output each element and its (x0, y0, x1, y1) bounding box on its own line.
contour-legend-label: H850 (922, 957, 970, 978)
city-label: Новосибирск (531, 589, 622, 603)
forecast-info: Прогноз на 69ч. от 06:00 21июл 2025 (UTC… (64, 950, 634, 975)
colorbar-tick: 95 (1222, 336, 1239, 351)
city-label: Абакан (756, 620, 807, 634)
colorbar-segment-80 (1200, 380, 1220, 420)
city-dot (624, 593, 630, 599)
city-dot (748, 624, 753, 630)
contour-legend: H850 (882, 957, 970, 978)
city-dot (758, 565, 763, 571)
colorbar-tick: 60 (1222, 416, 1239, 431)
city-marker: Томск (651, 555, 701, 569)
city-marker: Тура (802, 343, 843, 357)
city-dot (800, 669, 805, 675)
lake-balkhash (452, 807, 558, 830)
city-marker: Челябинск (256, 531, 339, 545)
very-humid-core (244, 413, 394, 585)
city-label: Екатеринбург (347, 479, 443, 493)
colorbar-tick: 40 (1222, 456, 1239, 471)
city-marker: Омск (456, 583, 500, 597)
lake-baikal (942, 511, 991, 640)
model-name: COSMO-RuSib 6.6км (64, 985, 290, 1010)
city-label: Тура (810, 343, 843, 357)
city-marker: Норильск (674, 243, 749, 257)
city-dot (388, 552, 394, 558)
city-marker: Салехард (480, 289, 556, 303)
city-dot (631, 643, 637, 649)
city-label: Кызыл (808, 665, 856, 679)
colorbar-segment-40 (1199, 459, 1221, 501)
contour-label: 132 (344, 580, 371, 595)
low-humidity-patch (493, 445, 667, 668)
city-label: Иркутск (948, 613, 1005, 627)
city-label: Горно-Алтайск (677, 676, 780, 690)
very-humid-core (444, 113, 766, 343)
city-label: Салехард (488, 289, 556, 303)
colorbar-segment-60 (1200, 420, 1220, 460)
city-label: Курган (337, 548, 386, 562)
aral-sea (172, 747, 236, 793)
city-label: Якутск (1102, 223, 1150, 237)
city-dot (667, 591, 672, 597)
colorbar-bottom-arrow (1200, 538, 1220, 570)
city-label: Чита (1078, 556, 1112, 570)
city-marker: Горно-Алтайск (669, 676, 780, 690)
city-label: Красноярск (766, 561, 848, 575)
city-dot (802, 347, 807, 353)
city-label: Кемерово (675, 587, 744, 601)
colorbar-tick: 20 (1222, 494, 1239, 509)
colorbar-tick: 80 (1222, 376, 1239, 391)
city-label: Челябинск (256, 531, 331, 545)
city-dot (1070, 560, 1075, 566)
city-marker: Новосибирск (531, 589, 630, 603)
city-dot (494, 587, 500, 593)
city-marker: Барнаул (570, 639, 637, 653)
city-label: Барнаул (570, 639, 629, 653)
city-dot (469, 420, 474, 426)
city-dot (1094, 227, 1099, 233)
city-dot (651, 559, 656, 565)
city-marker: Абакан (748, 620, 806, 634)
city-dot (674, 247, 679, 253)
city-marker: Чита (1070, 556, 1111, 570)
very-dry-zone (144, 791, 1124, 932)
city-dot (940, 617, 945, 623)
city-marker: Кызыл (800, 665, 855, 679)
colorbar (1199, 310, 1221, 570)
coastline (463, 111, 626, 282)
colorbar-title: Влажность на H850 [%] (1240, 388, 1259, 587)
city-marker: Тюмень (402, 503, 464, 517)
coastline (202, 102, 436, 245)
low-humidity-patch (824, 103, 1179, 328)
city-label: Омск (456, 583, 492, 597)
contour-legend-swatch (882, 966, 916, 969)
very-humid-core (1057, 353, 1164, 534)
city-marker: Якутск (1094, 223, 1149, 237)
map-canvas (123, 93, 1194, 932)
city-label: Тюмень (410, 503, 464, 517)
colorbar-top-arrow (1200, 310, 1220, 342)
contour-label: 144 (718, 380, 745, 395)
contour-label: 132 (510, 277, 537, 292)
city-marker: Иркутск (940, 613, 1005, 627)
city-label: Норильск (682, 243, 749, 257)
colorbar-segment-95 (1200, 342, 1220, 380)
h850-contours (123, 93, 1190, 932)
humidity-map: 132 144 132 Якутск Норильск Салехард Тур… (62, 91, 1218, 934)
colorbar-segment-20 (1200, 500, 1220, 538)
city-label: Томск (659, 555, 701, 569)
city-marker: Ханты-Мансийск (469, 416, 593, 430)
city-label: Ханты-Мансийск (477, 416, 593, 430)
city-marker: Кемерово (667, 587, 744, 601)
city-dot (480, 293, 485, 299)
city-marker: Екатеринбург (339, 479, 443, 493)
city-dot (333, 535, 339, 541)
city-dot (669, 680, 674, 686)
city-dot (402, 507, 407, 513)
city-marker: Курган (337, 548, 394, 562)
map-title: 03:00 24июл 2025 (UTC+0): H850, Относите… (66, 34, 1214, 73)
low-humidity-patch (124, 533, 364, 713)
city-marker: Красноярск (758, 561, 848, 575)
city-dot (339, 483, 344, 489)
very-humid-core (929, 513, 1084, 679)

What to work on.
Copy every line of the data above without changing anything.

Response.
output each element and its (x0, y0, x1, y1) bounding box on its own line.
contour-legend-label: H850 (922, 957, 970, 978)
city-label: Новосибирск (531, 589, 622, 603)
forecast-info: Прогноз на 69ч. от 06:00 21июл 2025 (UTC… (64, 950, 634, 975)
colorbar-tick: 95 (1222, 336, 1239, 351)
city-label: Абакан (756, 620, 807, 634)
colorbar-segment-80 (1200, 380, 1220, 420)
city-dot (624, 593, 630, 599)
city-dot (748, 624, 753, 630)
contour-legend: H850 (882, 957, 970, 978)
city-dot (758, 565, 763, 571)
colorbar-tick: 60 (1222, 416, 1239, 431)
city-marker: Томск (651, 555, 701, 569)
city-marker: Тура (802, 343, 843, 357)
city-dot (800, 669, 805, 675)
lake-balkhash (452, 807, 558, 830)
city-marker: Челябинск (256, 531, 339, 545)
very-humid-core (244, 413, 394, 585)
city-label: Екатеринбург (347, 479, 443, 493)
colorbar-tick: 40 (1222, 456, 1239, 471)
city-marker: Омск (456, 583, 500, 597)
lake-baikal (942, 511, 991, 640)
model-name: COSMO-RuSib 6.6км (64, 985, 290, 1010)
city-label: Тура (810, 343, 843, 357)
city-marker: Норильск (674, 243, 749, 257)
city-dot (388, 552, 394, 558)
city-marker: Салехард (480, 289, 556, 303)
city-dot (631, 643, 637, 649)
city-label: Кызыл (808, 665, 856, 679)
colorbar-segment-40 (1199, 459, 1221, 501)
contour-label: 132 (344, 580, 371, 595)
low-humidity-patch (493, 445, 667, 668)
city-label: Иркутск (948, 613, 1005, 627)
city-label: Горно-Алтайск (677, 676, 780, 690)
very-humid-core (444, 113, 766, 343)
city-label: Салехард (488, 289, 556, 303)
colorbar-segment-60 (1200, 420, 1220, 460)
city-label: Курган (337, 548, 386, 562)
aral-sea (172, 747, 236, 793)
city-label: Якутск (1102, 223, 1150, 237)
city-dot (667, 591, 672, 597)
colorbar-bottom-arrow (1200, 538, 1220, 570)
city-label: Чита (1078, 556, 1112, 570)
city-marker: Горно-Алтайск (669, 676, 780, 690)
city-label: Красноярск (766, 561, 848, 575)
city-dot (802, 347, 807, 353)
city-label: Кемерово (675, 587, 744, 601)
colorbar-tick: 20 (1222, 494, 1239, 509)
colorbar-tick: 80 (1222, 376, 1239, 391)
city-label: Челябинск (256, 531, 331, 545)
city-dot (1070, 560, 1075, 566)
city-marker: Новосибирск (531, 589, 630, 603)
city-dot (494, 587, 500, 593)
city-marker: Барнаул (570, 639, 637, 653)
city-label: Барнаул (570, 639, 629, 653)
city-dot (469, 420, 474, 426)
city-dot (1094, 227, 1099, 233)
city-dot (651, 559, 656, 565)
city-marker: Абакан (748, 620, 806, 634)
city-dot (674, 247, 679, 253)
city-marker: Чита (1070, 556, 1111, 570)
very-dry-zone (144, 791, 1124, 932)
city-dot (940, 617, 945, 623)
city-marker: Кызыл (800, 665, 855, 679)
colorbar (1199, 310, 1221, 570)
coastline (463, 111, 626, 282)
colorbar-title: Влажность на H850 [%] (1240, 388, 1259, 587)
city-marker: Тюмень (402, 503, 464, 517)
coastline (202, 102, 436, 245)
low-humidity-patch (824, 103, 1179, 328)
city-label: Омск (456, 583, 492, 597)
contour-legend-swatch (882, 966, 916, 969)
very-humid-core (1057, 353, 1164, 534)
city-marker: Якутск (1094, 223, 1149, 237)
map-canvas (123, 93, 1194, 932)
city-label: Тюмень (410, 503, 464, 517)
colorbar-top-arrow (1200, 310, 1220, 342)
contour-label: 144 (718, 380, 745, 395)
contour-label: 132 (510, 277, 537, 292)
city-marker: Иркутск (940, 613, 1005, 627)
city-label: Норильск (682, 243, 749, 257)
colorbar-segment-95 (1200, 342, 1220, 380)
h850-contours (123, 93, 1190, 932)
humidity-map: 132 144 132 Якутск Норильск Салехард Тур… (62, 91, 1218, 934)
colorbar-segment-20 (1200, 500, 1220, 538)
city-label: Томск (659, 555, 701, 569)
city-marker: Ханты-Мансийск (469, 416, 593, 430)
city-label: Ханты-Мансийск (477, 416, 593, 430)
city-marker: Кемерово (667, 587, 744, 601)
city-dot (480, 293, 485, 299)
city-marker: Екатеринбург (339, 479, 443, 493)
city-dot (333, 535, 339, 541)
city-dot (669, 680, 674, 686)
city-dot (402, 507, 407, 513)
city-marker: Курган (337, 548, 394, 562)
map-title: 03:00 24июл 2025 (UTC+0): H850, Относите… (66, 34, 1214, 73)
low-humidity-patch (124, 533, 364, 713)
city-marker: Красноярск (758, 561, 848, 575)
city-dot (339, 483, 344, 489)
very-humid-core (929, 513, 1084, 679)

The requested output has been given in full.